Par Elisabeth Denécheau
Tout au long de notre vie nous traversons une multitude de passages délicats. Leur particularité est d’être des moments de remise en question, d’insécurité où nous sentons, nous savons qu’il va nous falloir faire autrement pour passer à l’action, et en même temps nous résistons à ce changement. Pour des professionnels aguerris, c’est souvent délicat car changer d’appui, c’est se sentir vulnérable alors qu’il leur est souvent demandé d’être fort. Il y a une remise en question sur ce qui pouvait faire socle, comme un combat intérieur.

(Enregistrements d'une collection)
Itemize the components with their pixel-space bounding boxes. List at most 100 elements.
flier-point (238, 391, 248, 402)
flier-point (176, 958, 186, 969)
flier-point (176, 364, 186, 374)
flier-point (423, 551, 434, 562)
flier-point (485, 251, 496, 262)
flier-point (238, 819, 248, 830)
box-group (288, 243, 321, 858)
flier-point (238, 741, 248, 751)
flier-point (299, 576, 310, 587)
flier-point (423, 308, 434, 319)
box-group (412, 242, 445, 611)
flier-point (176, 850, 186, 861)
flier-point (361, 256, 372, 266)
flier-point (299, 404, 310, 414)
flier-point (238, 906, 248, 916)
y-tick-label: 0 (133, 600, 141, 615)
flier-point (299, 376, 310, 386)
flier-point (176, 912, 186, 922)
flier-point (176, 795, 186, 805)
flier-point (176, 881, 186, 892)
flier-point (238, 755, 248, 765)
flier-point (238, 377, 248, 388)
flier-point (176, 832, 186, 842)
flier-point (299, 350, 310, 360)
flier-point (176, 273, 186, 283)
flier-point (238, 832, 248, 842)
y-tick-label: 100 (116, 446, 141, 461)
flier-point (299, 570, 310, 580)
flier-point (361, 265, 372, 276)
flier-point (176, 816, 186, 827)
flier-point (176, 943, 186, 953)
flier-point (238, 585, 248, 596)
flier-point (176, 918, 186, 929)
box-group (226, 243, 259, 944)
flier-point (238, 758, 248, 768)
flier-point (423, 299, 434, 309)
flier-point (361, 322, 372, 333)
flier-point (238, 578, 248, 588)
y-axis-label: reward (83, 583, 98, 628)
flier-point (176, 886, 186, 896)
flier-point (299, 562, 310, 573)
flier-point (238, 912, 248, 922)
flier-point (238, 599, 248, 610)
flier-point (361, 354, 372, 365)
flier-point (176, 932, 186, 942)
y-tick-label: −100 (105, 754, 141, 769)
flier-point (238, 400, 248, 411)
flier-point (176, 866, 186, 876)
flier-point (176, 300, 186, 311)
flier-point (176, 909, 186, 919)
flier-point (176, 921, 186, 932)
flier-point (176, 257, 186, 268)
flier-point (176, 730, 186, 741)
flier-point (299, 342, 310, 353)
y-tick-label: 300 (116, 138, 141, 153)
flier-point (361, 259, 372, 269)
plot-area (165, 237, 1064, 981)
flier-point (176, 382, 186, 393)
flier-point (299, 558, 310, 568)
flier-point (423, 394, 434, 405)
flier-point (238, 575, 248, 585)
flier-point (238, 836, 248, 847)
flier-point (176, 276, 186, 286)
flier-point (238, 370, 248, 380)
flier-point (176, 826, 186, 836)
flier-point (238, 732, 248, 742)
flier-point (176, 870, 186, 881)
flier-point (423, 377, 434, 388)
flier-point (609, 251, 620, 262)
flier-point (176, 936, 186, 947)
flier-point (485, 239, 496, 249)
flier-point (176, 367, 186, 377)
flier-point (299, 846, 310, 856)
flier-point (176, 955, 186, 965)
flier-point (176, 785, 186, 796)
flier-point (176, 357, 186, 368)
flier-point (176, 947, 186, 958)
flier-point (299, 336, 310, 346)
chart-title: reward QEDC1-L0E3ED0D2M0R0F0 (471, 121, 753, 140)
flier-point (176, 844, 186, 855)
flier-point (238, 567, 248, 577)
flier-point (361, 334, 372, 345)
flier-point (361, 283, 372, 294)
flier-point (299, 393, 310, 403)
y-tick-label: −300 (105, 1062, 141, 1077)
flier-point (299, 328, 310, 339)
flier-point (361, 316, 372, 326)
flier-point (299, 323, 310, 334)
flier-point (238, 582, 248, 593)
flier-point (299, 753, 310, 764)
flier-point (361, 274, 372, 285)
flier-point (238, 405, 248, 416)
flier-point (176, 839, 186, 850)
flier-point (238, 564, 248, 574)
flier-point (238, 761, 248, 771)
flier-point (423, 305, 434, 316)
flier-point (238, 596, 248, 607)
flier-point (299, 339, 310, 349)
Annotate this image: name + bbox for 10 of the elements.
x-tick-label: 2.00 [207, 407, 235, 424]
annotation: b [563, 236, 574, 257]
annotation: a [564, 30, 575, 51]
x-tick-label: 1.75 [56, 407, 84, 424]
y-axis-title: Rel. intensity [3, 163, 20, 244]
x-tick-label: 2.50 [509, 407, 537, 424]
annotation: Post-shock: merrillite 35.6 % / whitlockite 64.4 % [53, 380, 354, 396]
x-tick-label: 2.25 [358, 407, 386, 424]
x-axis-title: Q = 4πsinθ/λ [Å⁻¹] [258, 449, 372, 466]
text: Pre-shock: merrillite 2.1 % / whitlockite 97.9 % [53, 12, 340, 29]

* TÂCHE
D'après l'extrait fourni, pourquoi ces passages sont-ils souvent délicats pour des professionnels aguerris ?

* SOLUTION DU PROBLÈME
Changer d'appui les fait se sentir vulnérables alors qu'on leur demande souvent d'être forts.